Search the records below for the word "fidelização" and show every line where it occurs.
---+---
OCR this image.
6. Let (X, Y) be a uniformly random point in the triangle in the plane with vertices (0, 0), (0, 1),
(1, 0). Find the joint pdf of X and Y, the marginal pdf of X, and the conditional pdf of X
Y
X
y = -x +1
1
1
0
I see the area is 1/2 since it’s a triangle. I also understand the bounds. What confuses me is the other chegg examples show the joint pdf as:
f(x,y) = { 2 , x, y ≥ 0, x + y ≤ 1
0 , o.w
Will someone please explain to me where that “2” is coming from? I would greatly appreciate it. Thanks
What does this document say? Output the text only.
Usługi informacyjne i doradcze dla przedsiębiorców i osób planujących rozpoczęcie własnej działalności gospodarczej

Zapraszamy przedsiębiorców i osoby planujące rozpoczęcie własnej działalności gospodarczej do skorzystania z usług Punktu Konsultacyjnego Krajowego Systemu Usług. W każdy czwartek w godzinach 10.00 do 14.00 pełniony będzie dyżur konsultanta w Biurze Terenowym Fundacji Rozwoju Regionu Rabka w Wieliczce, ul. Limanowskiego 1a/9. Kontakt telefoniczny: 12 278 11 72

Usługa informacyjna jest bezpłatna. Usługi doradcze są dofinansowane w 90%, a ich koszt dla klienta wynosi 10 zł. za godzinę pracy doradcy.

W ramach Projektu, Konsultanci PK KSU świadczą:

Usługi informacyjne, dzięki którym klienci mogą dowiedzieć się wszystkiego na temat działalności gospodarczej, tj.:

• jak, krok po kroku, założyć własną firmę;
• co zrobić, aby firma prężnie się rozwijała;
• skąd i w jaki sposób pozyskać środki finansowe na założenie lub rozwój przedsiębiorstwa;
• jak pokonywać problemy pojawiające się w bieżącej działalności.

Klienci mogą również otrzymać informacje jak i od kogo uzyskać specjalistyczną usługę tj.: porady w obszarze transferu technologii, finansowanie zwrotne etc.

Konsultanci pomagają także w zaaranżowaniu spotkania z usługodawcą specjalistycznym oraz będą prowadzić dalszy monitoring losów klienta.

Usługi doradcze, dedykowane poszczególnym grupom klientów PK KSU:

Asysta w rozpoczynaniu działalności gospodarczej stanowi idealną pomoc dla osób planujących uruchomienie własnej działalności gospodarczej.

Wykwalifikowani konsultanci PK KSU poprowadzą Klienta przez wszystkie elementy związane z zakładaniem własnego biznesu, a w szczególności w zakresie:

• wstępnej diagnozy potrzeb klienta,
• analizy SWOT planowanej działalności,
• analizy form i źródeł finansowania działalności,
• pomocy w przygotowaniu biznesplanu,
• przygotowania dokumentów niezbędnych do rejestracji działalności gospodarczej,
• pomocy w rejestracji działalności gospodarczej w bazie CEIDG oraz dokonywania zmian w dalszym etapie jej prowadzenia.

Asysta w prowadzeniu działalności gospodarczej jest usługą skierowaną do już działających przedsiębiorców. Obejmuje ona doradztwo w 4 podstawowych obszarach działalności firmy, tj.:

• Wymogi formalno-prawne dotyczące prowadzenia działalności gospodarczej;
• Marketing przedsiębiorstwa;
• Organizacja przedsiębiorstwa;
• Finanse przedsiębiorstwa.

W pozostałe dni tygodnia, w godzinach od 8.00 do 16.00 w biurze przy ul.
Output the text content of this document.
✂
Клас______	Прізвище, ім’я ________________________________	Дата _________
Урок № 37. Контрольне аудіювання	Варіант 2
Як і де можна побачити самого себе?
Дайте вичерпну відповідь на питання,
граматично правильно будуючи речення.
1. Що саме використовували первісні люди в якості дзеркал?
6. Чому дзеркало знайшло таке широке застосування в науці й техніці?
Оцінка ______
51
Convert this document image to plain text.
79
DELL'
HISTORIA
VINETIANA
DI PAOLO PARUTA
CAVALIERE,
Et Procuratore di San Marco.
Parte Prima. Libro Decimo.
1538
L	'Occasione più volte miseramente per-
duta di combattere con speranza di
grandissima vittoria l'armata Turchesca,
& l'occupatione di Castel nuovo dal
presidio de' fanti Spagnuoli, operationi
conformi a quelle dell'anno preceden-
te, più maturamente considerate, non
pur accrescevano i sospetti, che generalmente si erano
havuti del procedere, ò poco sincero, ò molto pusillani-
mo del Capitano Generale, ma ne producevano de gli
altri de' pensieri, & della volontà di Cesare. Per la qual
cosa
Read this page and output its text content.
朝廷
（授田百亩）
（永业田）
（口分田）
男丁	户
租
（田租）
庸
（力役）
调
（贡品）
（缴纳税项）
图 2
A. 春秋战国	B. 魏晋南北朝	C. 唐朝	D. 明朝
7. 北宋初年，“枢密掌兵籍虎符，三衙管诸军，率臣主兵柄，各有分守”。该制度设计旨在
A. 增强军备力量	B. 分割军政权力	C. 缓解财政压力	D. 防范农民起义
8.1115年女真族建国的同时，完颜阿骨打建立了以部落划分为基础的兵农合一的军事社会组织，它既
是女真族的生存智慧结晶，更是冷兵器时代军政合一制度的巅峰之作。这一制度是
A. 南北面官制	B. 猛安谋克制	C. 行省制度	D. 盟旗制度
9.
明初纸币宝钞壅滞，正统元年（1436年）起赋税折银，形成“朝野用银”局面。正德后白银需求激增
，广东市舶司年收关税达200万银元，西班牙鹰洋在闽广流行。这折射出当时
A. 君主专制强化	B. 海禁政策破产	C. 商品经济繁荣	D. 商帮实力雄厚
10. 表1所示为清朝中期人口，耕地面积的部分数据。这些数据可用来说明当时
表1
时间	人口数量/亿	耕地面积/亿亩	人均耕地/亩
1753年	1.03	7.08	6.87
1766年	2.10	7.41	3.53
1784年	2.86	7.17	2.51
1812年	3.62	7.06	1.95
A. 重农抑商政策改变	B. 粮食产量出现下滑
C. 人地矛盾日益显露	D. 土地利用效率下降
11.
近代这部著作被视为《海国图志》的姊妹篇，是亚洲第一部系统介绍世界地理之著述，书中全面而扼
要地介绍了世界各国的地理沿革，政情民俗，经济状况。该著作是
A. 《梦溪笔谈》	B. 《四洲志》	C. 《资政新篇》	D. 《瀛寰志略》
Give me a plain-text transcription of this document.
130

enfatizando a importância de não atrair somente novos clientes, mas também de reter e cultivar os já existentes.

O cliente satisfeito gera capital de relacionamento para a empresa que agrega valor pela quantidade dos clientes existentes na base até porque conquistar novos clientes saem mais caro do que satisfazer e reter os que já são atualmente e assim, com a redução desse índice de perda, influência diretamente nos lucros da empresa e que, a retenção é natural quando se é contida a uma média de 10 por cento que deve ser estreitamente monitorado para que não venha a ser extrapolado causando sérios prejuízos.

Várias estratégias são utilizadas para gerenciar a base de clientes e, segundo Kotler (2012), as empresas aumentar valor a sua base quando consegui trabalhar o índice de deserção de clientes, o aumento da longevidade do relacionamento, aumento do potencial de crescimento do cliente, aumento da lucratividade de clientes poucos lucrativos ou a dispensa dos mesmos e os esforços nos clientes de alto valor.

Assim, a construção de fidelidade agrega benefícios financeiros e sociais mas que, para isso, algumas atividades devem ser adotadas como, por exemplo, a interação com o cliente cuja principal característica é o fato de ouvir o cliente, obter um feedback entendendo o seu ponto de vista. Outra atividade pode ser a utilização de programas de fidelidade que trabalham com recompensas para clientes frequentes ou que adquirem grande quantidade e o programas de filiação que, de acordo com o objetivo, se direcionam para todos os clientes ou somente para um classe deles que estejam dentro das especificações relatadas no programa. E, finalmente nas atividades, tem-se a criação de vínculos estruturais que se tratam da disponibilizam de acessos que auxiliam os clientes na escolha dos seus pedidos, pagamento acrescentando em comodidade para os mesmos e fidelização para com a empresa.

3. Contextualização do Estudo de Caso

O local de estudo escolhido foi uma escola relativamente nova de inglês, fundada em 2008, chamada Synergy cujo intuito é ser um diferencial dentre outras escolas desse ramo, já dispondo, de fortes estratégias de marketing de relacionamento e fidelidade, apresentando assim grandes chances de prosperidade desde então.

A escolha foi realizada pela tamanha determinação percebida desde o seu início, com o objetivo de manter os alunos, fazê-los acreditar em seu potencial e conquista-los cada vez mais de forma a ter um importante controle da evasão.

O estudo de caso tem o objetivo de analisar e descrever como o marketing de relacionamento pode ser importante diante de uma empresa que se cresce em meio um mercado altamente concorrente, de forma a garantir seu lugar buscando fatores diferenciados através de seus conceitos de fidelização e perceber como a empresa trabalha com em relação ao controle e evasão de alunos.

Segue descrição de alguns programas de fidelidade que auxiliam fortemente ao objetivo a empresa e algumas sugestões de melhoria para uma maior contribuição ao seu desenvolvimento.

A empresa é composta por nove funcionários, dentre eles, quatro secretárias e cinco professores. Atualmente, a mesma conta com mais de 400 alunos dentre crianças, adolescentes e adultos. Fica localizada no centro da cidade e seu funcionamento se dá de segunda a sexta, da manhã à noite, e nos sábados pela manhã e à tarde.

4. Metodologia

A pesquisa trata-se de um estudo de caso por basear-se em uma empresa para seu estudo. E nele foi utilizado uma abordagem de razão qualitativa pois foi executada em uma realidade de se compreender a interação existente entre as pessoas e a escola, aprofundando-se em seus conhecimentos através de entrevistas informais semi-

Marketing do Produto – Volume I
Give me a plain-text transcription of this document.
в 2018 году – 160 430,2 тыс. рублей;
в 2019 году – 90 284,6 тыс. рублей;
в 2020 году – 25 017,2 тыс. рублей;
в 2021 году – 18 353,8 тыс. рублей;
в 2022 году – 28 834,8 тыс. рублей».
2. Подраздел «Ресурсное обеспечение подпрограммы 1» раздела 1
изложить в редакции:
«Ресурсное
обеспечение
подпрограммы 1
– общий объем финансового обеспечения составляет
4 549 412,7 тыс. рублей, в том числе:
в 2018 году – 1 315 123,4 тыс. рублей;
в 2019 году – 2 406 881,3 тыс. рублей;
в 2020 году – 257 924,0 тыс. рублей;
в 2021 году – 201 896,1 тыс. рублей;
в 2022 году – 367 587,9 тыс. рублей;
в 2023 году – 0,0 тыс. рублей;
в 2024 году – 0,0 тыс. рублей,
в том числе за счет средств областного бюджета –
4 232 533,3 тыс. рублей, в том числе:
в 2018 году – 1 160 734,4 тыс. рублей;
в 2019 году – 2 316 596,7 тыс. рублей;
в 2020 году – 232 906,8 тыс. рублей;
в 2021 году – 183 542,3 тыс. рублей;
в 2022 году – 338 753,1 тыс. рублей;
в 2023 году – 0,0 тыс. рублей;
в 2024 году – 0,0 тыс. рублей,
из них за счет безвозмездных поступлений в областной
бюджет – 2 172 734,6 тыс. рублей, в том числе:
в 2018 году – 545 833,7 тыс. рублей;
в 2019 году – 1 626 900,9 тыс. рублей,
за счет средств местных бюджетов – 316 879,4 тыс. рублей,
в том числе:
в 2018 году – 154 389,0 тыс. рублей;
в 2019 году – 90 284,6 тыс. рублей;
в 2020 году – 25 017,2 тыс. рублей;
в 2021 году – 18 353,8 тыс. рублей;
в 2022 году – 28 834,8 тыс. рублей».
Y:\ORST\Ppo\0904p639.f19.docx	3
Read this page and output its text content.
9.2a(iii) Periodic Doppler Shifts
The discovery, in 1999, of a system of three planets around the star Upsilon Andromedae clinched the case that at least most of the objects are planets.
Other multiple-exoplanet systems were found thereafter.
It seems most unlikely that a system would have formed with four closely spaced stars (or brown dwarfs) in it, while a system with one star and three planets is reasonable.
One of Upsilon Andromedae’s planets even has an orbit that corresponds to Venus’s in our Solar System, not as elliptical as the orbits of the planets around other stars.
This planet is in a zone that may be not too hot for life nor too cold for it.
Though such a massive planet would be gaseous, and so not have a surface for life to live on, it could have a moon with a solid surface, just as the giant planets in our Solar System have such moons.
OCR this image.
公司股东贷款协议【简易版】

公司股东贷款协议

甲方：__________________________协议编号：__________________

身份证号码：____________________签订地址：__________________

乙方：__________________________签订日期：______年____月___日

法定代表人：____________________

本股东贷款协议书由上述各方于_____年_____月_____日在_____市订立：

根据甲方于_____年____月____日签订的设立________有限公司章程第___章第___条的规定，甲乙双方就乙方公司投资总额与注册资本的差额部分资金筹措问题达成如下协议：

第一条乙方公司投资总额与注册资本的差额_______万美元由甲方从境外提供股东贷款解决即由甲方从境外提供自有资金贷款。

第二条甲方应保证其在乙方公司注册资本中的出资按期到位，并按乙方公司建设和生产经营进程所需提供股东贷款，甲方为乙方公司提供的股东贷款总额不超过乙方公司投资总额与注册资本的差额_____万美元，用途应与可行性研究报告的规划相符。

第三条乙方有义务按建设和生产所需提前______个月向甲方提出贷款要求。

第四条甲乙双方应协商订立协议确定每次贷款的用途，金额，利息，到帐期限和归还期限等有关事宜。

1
---+---
# Output for this exercise:
Assim, a construção de fidelidade agrega benefícios financeiros e sociais mas que, para isso, algumas atividades devem ser adotadas como, por exemplo, a interação com o cliente cuja principal característica é o fato de ouvir o cliente, obter um feedback entendendo o seu ponto de vista. Outra atividade pode ser a utilização de programas de fidelidade que trabalham com recompensas para clientes frequentes ou que adquirem grande quantidade e o programas de filiação que, de acordo com o objetivo, se direcionam para todos os clientes ou somente para um classe deles que estejam dentro das especificações relatadas no programa. E, finalmente nas atividades, tem-se a criação de vínculos estruturais que se tratam da disponibilizam de acessos que auxiliam os clientes na escolha dos seus pedidos, pagamento acrescentando em comodidade para os mesmos e fidelização para com a empresa.
O estudo de caso tem o objetivo de analisar e descrever como o marketing de relacionamento pode ser importante diante de uma empresa que se cresce em meio um mercado altamente concorrente, de forma a garantir seu lugar buscando fatores diferenciados através de seus conceitos de fidelização e perceber como a empresa trabalha com em relação ao controle e evasão de alunos.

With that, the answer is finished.